Each entry below is to be duplicated verbatim.

Data excerpts
'''

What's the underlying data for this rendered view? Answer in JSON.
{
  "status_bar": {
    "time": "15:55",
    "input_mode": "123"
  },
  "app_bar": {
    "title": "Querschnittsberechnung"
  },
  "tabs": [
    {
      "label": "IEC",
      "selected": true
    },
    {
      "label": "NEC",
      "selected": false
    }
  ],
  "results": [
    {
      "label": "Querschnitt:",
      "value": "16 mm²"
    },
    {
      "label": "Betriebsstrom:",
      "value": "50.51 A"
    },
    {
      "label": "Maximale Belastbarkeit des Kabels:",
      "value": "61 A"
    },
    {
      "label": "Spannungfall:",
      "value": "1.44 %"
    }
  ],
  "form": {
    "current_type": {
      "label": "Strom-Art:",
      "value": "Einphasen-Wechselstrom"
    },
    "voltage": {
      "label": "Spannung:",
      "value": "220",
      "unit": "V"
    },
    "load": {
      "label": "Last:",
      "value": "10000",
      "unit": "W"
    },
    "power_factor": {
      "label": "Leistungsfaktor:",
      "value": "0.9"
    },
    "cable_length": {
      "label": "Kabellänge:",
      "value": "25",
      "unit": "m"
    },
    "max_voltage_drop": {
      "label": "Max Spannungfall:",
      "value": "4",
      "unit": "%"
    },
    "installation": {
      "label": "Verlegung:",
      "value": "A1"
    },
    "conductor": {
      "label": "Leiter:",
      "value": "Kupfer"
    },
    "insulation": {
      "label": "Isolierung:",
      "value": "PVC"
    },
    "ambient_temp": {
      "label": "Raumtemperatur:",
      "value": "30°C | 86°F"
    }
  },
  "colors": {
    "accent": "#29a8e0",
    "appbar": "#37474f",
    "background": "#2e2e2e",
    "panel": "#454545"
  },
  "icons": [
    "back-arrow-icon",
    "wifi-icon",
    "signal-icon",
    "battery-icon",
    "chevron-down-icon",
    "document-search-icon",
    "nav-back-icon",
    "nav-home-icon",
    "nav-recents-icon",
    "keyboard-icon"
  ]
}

'''

### [FULL RESPONSE]
What's the underlying data for this rendered view? Answer in JSON.
{
  "status_bar": {
    "time": "15:55",
    "input_mode": "123"
  },
  "app_bar": {
    "title": "Querschnittsberechnung"
  },
  "tabs": [
    {
      "label": "IEC",
      "selected": true
    },
    {
      "label": "NEC",
      "selected": false
    }
  ],
  "results": [
    {
      "label": "Querschnitt:",
      "value": "16 mm²"
    },
    {
      "label": "Betriebsstrom:",
      "value": "50.51 A"
    },
    {
      "label": "Maximale Belastbarkeit des Kabels:",
      "value": "61 A"
    },
    {
      "label": "Spannungfall:",
      "value": "1.44 %"
    }
  ],
  "form": {
    "current_type": {
      "label": "Strom-Art:",
      "value": "Einphasen-Wechselstrom"
    },
    "voltage": {
      "label": "Spannung:",
      "value": "220",
      "unit": "V"
    },
    "load": {
      "label": "Last:",
      "value": "10000",
      "unit": "W"
    },
    "power_factor": {
      "label": "Leistungsfaktor:",
      "value": "0.9"
    },
    "cable_length": {
      "label": "Kabellänge:",
      "value": "25",
      "unit": "m"
    },
    "max_voltage_drop": {
      "label": "Max Spannungfall:",
      "value": "4",
      "unit": "%"
    },
    "installation": {
      "label": "Verlegung:",
      "value": "A1"
    },
    "conductor": {
      "label": "Leiter:",
      "value": "Kupfer"
    },
    "insulation": {
      "label": "Isolierung:",
      "value": "PVC"
    },
    "ambient_temp": {
      "label": "Raumtemperatur:",
      "value": "30°C | 86°F"
    }
  },
  "colors": {
    "accent": "#29a8e0",
    "appbar": "#37474f",
    "background": "#2e2e2e",
    "panel": "#454545"
  },
  "icons": [
    "back-arrow-icon",
    "wifi-icon",
    "signal-icon",
    "battery-icon",
    "chevron-down-icon",
    "document-search-icon",
    "nav-back-icon",
    "nav-home-icon",
    "nav-recents-icon",
    "keyboard-icon"
  ]
}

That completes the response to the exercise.